:: Problem statement ::
Write out the material exactly, with the pictures left out.

:: Input data ::
* * *

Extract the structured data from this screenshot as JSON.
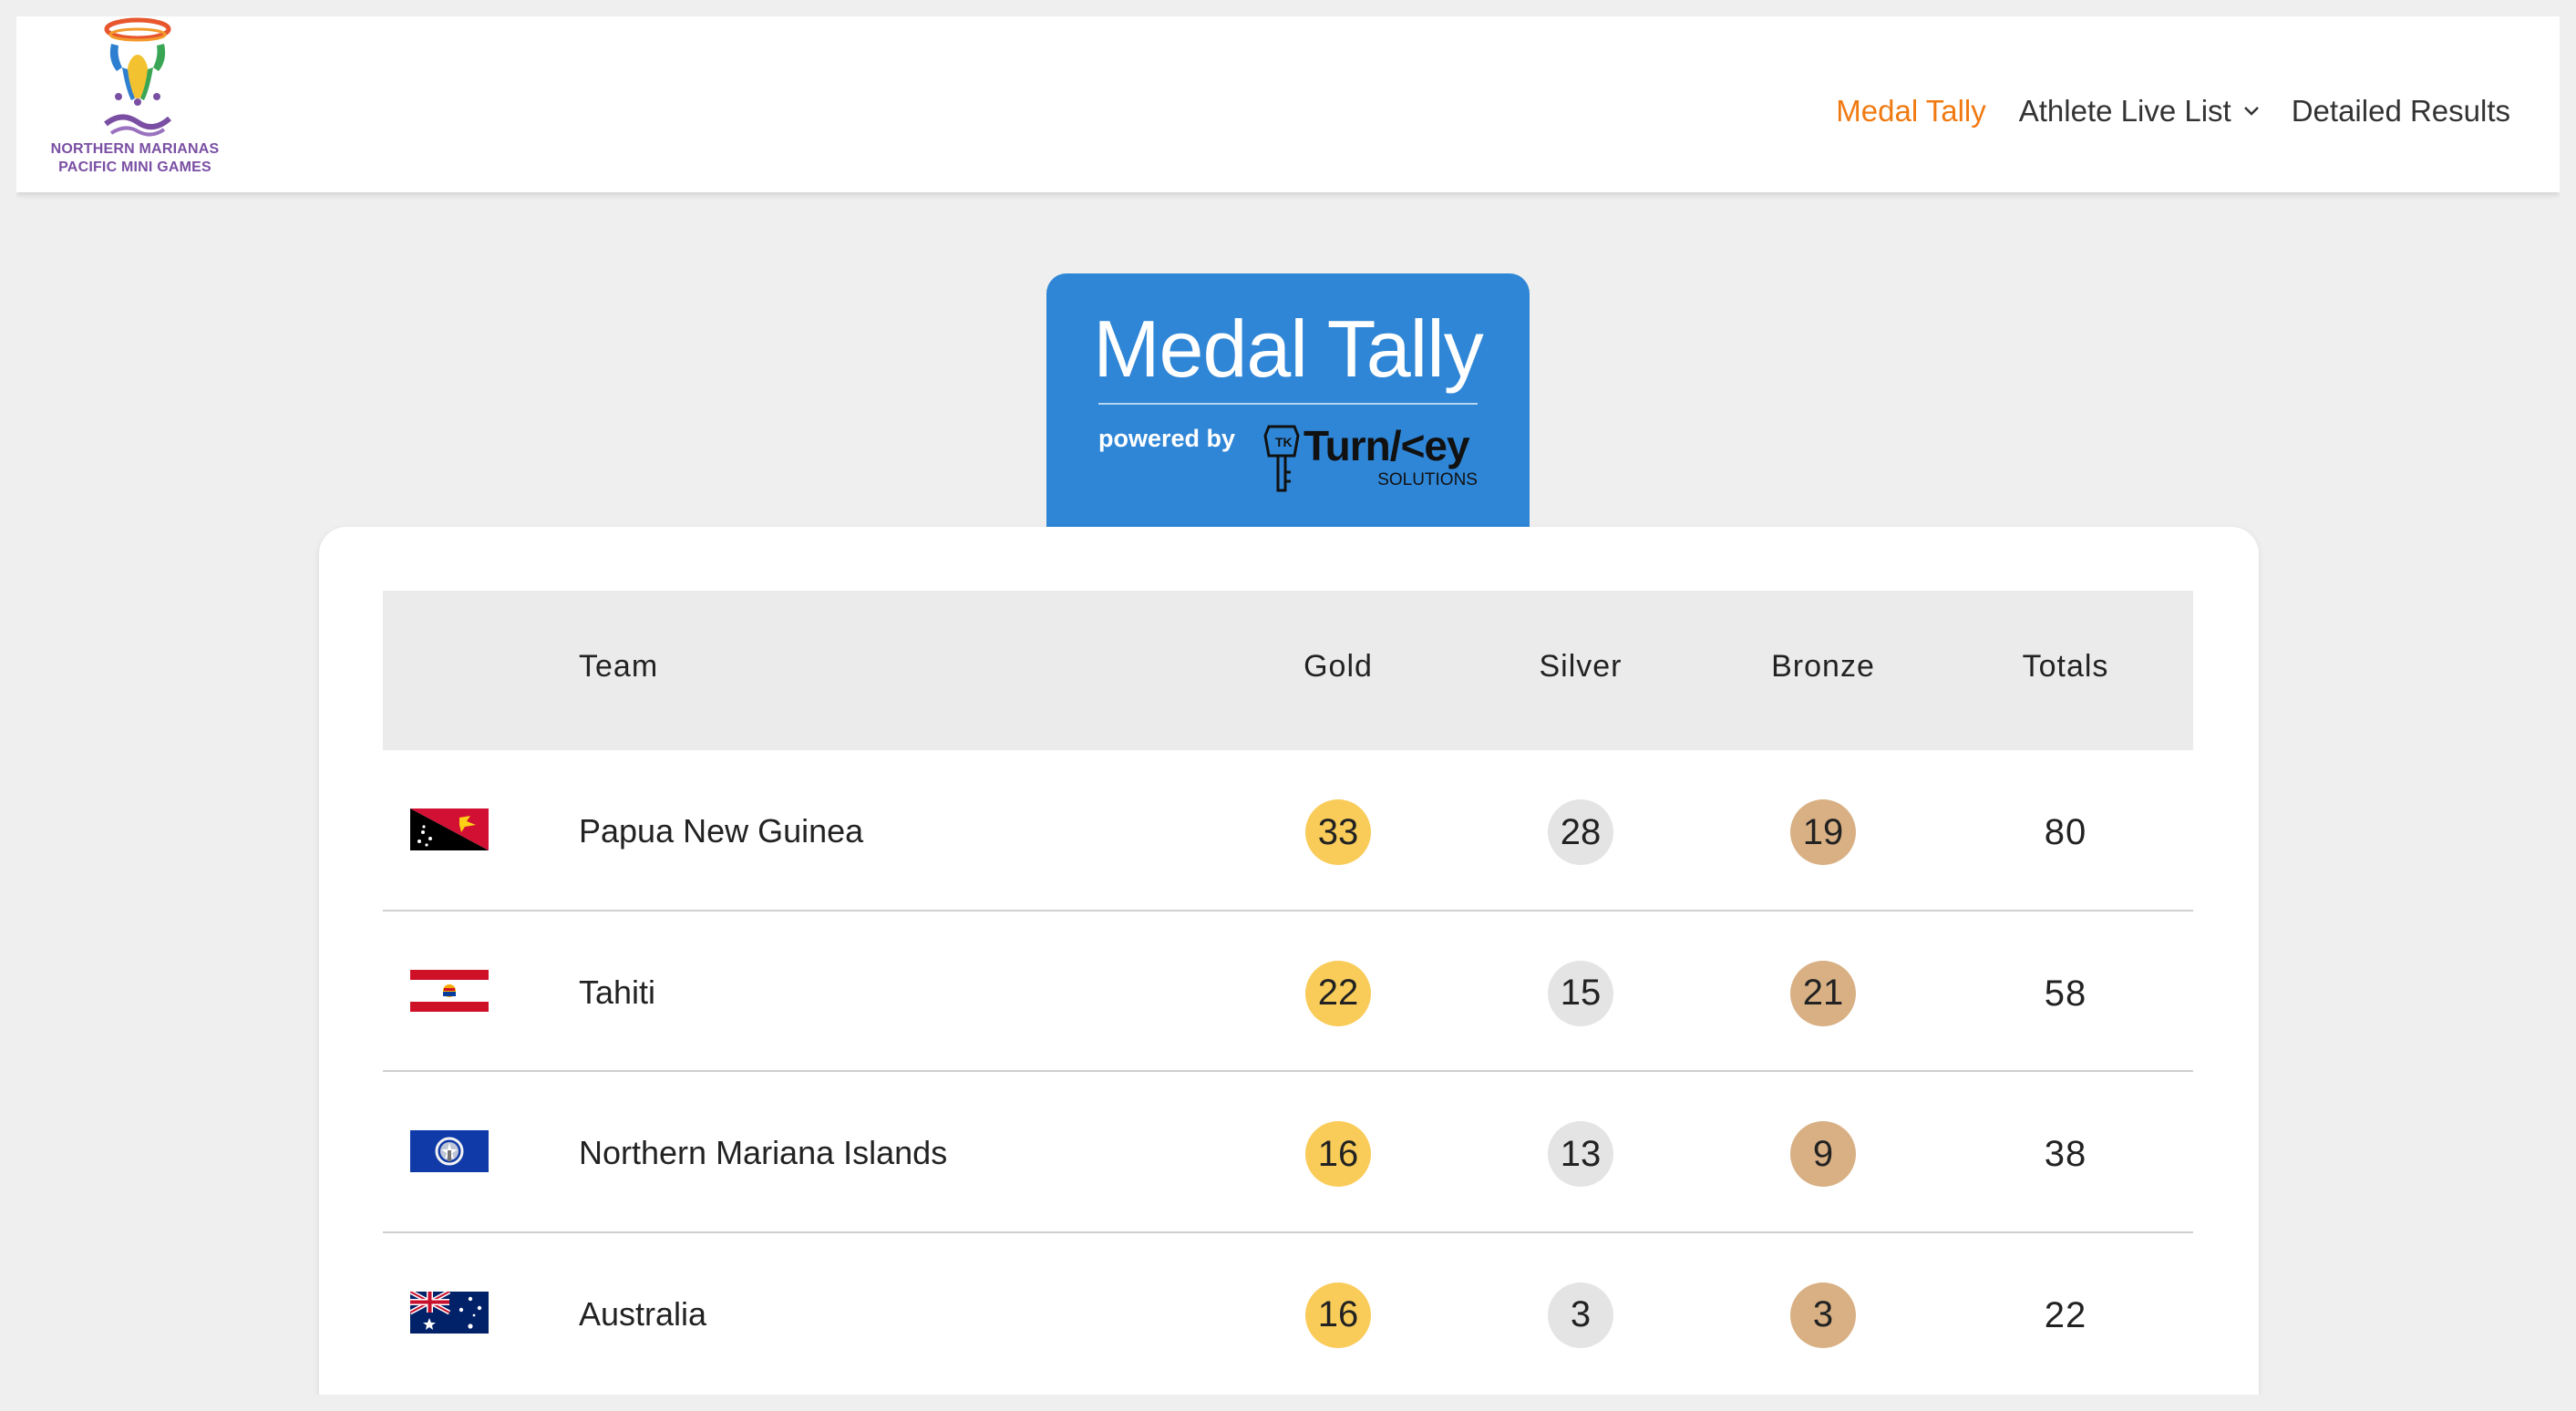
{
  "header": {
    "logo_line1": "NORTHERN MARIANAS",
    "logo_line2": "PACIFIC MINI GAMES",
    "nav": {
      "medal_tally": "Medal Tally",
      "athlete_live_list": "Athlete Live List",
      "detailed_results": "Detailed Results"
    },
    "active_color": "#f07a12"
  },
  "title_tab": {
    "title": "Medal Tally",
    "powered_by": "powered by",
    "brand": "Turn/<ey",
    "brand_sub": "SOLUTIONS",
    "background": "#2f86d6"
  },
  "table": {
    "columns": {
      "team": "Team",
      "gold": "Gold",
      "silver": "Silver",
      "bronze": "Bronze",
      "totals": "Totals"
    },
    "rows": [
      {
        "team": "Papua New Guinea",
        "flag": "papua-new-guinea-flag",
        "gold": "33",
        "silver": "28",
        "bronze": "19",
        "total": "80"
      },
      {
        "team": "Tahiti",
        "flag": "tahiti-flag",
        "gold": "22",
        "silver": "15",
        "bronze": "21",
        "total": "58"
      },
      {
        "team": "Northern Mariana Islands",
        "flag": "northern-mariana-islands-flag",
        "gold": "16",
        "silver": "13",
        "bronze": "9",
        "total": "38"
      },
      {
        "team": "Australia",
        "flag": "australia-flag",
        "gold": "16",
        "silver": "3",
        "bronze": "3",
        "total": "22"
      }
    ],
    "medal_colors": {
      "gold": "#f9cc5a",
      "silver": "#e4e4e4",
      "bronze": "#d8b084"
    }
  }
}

* * *

:: Written solution ::
Extract the structured data from this screenshot as JSON.
{
  "header": {
    "logo_line1": "NORTHERN MARIANAS",
    "logo_line2": "PACIFIC MINI GAMES",
    "nav": {
      "medal_tally": "Medal Tally",
      "athlete_live_list": "Athlete Live List",
      "detailed_results": "Detailed Results"
    },
    "active_color": "#f07a12"
  },
  "title_tab": {
    "title": "Medal Tally",
    "powered_by": "powered by",
    "brand": "Turn/<ey",
    "brand_sub": "SOLUTIONS",
    "background": "#2f86d6"
  },
  "table": {
    "columns": {
      "team": "Team",
      "gold": "Gold",
      "silver": "Silver",
      "bronze": "Bronze",
      "totals": "Totals"
    },
    "rows": [
      {
        "team": "Papua New Guinea",
        "flag": "papua-new-guinea-flag",
        "gold": "33",
        "silver": "28",
        "bronze": "19",
        "total": "80"
      },
      {
        "team": "Tahiti",
        "flag": "tahiti-flag",
        "gold": "22",
        "silver": "15",
        "bronze": "21",
        "total": "58"
      },
      {
        "team": "Northern Mariana Islands",
        "flag": "northern-mariana-islands-flag",
        "gold": "16",
        "silver": "13",
        "bronze": "9",
        "total": "38"
      },
      {
        "team": "Australia",
        "flag": "australia-flag",
        "gold": "16",
        "silver": "3",
        "bronze": "3",
        "total": "22"
      }
    ],
    "medal_colors": {
      "gold": "#f9cc5a",
      "silver": "#e4e4e4",
      "bronze": "#d8b084"
    }
  }
}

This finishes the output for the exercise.